• Aim of the exercise: Transcribe every line, keeping it exact.

━━━━━━

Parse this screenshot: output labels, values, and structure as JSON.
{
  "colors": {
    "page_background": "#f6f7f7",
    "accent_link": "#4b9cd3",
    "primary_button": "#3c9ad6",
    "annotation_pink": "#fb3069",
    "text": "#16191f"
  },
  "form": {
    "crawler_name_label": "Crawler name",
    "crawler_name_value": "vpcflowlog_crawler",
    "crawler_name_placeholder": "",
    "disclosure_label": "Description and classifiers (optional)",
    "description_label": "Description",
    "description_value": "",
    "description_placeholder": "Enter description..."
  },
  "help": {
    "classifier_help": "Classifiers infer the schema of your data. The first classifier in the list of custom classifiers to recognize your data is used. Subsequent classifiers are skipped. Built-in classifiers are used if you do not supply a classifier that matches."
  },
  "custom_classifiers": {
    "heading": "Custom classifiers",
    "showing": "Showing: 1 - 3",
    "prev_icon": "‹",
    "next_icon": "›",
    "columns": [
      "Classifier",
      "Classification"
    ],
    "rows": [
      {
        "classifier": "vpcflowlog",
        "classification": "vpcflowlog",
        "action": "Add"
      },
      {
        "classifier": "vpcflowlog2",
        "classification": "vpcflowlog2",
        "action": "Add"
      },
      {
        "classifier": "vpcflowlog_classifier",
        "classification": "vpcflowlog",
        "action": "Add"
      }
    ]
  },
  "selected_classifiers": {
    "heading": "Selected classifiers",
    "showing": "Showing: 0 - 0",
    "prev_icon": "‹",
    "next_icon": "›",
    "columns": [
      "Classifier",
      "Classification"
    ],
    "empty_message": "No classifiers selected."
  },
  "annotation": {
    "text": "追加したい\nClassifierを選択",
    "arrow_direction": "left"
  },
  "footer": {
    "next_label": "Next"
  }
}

━━━━━━

• Reply to the exercise:
Parse this screenshot: output labels, values, and structure as JSON.
{
  "colors": {
    "page_background": "#f6f7f7",
    "accent_link": "#4b9cd3",
    "primary_button": "#3c9ad6",
    "annotation_pink": "#fb3069",
    "text": "#16191f"
  },
  "form": {
    "crawler_name_label": "Crawler name",
    "crawler_name_value": "vpcflowlog_crawler",
    "crawler_name_placeholder": "",
    "disclosure_label": "Description and classifiers (optional)",
    "description_label": "Description",
    "description_value": "",
    "description_placeholder": "Enter description..."
  },
  "help": {
    "classifier_help": "Classifiers infer the schema of your data. The first classifier in the list of custom classifiers to recognize your data is used. Subsequent classifiers are skipped. Built-in classifiers are used if you do not supply a classifier that matches."
  },
  "custom_classifiers": {
    "heading": "Custom classifiers",
    "showing": "Showing: 1 - 3",
    "prev_icon": "‹",
    "next_icon": "›",
    "columns": [
      "Classifier",
      "Classification"
    ],
    "rows": [
      {
        "classifier": "vpcflowlog",
        "classification": "vpcflowlog",
        "action": "Add"
      },
      {
        "classifier": "vpcflowlog2",
        "classification": "vpcflowlog2",
        "action": "Add"
      },
      {
        "classifier": "vpcflowlog_classifier",
        "classification": "vpcflowlog",
        "action": "Add"
      }
    ]
  },
  "selected_classifiers": {
    "heading": "Selected classifiers",
    "showing": "Showing: 0 - 0",
    "prev_icon": "‹",
    "next_icon": "›",
    "columns": [
      "Classifier",
      "Classification"
    ],
    "empty_message": "No classifiers selected."
  },
  "annotation": {
    "text": "追加したい\nClassifierを選択",
    "arrow_direction": "left"
  },
  "footer": {
    "next_label": "Next"
  }
}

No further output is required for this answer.